■ TASK GOAL
Return the whole listing, line for line, without the pictures in it.

◇ ◇ ◇ ◇ ◇

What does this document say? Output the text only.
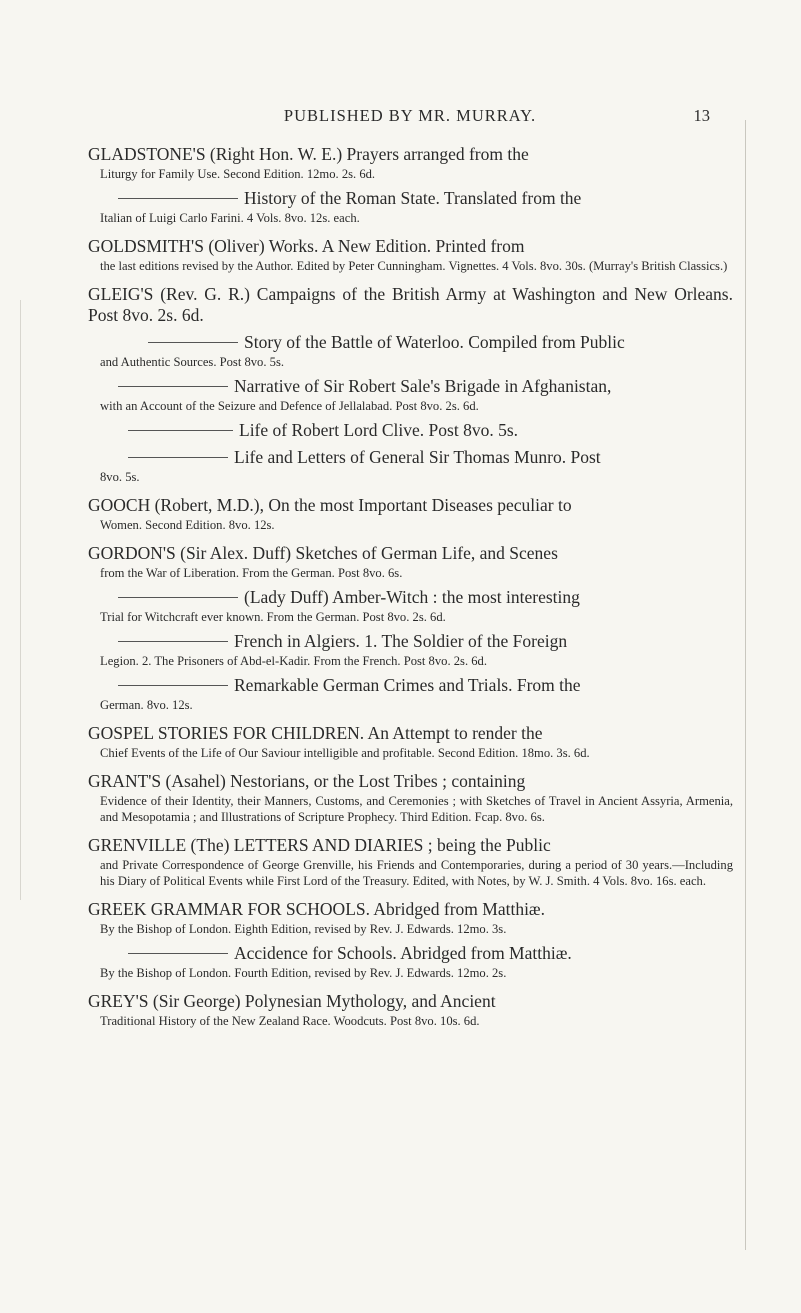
PUBLISHED BY MR. MURRAY.	13
GLADSTONE'S (Right Hon. W. E.) Prayers arranged from the
Liturgy for Family Use. Second Edition. 12mo. 2s. 6d.
History of the Roman State. Translated from the
Italian of Luigi Carlo Farini. 4 Vols. 8vo. 12s. each.
GOLDSMITH'S (Oliver) Works. A New Edition. Printed from
the last editions revised by the Author. Edited by Peter Cunningham. Vignettes. 4 Vols. 8vo. 30s. (Murray's British Classics.)
GLEIG'S (Rev. G. R.) Campaigns of the British Army at Washington and New Orleans. Post 8vo. 2s. 6d.
Story of the Battle of Waterloo. Compiled from Public
and Authentic Sources. Post 8vo. 5s.
Narrative of Sir Robert Sale's Brigade in Afghanistan,
with an Account of the Seizure and Defence of Jellalabad. Post 8vo. 2s. 6d.
Life of Robert Lord Clive. Post 8vo. 5s.
Life and Letters of General Sir Thomas Munro. Post
8vo. 5s.
GOOCH (Robert, M.D.), On the most Important Diseases peculiar to
Women. Second Edition. 8vo. 12s.
GORDON'S (Sir Alex. Duff) Sketches of German Life, and Scenes
from the War of Liberation. From the German. Post 8vo. 6s.
(Lady Duff) Amber-Witch : the most interesting
Trial for Witchcraft ever known. From the German. Post 8vo. 2s. 6d.
French in Algiers. 1. The Soldier of the Foreign
Legion. 2. The Prisoners of Abd-el-Kadir. From the French. Post 8vo. 2s. 6d.
Remarkable German Crimes and Trials. From the
German. 8vo. 12s.
GOSPEL STORIES FOR CHILDREN. An Attempt to render the
Chief Events of the Life of Our Saviour intelligible and profitable. Second Edition. 18mo. 3s. 6d.
GRANT'S (Asahel) Nestorians, or the Lost Tribes ; containing
Evidence of their Identity, their Manners, Customs, and Ceremonies ; with Sketches of Travel in Ancient Assyria, Armenia, and Mesopotamia ; and Illustrations of Scripture Prophecy. Third Edition. Fcap. 8vo. 6s.
GRENVILLE (The) LETTERS AND DIARIES ; being the Public
and Private Correspondence of George Grenville, his Friends and Contemporaries, during a period of 30 years.—Including his Diary of Political Events while First Lord of the Treasury. Edited, with Notes, by W. J. Smith. 4 Vols. 8vo. 16s. each.
GREEK GRAMMAR FOR SCHOOLS. Abridged from Matthiæ.
By the Bishop of London. Eighth Edition, revised by Rev. J. Edwards. 12mo. 3s.
Accidence for Schools. Abridged from Matthiæ.
By the Bishop of London. Fourth Edition, revised by Rev. J. Edwards. 12mo. 2s.
GREY'S (Sir George) Polynesian Mythology, and Ancient
Traditional History of the New Zealand Race. Woodcuts. Post 8vo. 10s. 6d.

◇ ◇ ◇ ◇ ◇

■ FINISHED TASK
What does this document say? Output the text only.
PUBLISHED BY MR. MURRAY.	13
GLADSTONE'S (Right Hon. W. E.) Prayers arranged from the
Liturgy for Family Use. Second Edition. 12mo. 2s. 6d.
History of the Roman State. Translated from the
Italian of Luigi Carlo Farini. 4 Vols. 8vo. 12s. each.
GOLDSMITH'S (Oliver) Works. A New Edition. Printed from
the last editions revised by the Author. Edited by Peter Cunningham. Vignettes. 4 Vols. 8vo. 30s. (Murray's British Classics.)
GLEIG'S (Rev. G. R.) Campaigns of the British Army at Washington and New Orleans. Post 8vo. 2s. 6d.
Story of the Battle of Waterloo. Compiled from Public
and Authentic Sources. Post 8vo. 5s.
Narrative of Sir Robert Sale's Brigade in Afghanistan,
with an Account of the Seizure and Defence of Jellalabad. Post 8vo. 2s. 6d.
Life of Robert Lord Clive. Post 8vo. 5s.
Life and Letters of General Sir Thomas Munro. Post
8vo. 5s.
GOOCH (Robert, M.D.), On the most Important Diseases peculiar to
Women. Second Edition. 8vo. 12s.
GORDON'S (Sir Alex. Duff) Sketches of German Life, and Scenes
from the War of Liberation. From the German. Post 8vo. 6s.
(Lady Duff) Amber-Witch : the most interesting
Trial for Witchcraft ever known. From the German. Post 8vo. 2s. 6d.
French in Algiers. 1. The Soldier of the Foreign
Legion. 2. The Prisoners of Abd-el-Kadir. From the French. Post 8vo. 2s. 6d.
Remarkable German Crimes and Trials. From the
German. 8vo. 12s.
GOSPEL STORIES FOR CHILDREN. An Attempt to render the
Chief Events of the Life of Our Saviour intelligible and profitable. Second Edition. 18mo. 3s. 6d.
GRANT'S (Asahel) Nestorians, or the Lost Tribes ; containing
Evidence of their Identity, their Manners, Customs, and Ceremonies ; with Sketches of Travel in Ancient Assyria, Armenia, and Mesopotamia ; and Illustrations of Scripture Prophecy. Third Edition. Fcap. 8vo. 6s.
GRENVILLE (The) LETTERS AND DIARIES ; being the Public
and Private Correspondence of George Grenville, his Friends and Contemporaries, during a period of 30 years.—Including his Diary of Political Events while First Lord of the Treasury. Edited, with Notes, by W. J. Smith. 4 Vols. 8vo. 16s. each.
GREEK GRAMMAR FOR SCHOOLS. Abridged from Matthiæ.
By the Bishop of London. Eighth Edition, revised by Rev. J. Edwards. 12mo. 3s.
Accidence for Schools. Abridged from Matthiæ.
By the Bishop of London. Fourth Edition, revised by Rev. J. Edwards. 12mo. 2s.
GREY'S (Sir George) Polynesian Mythology, and Ancient
Traditional History of the New Zealand Race. Woodcuts. Post 8vo. 10s. 6d.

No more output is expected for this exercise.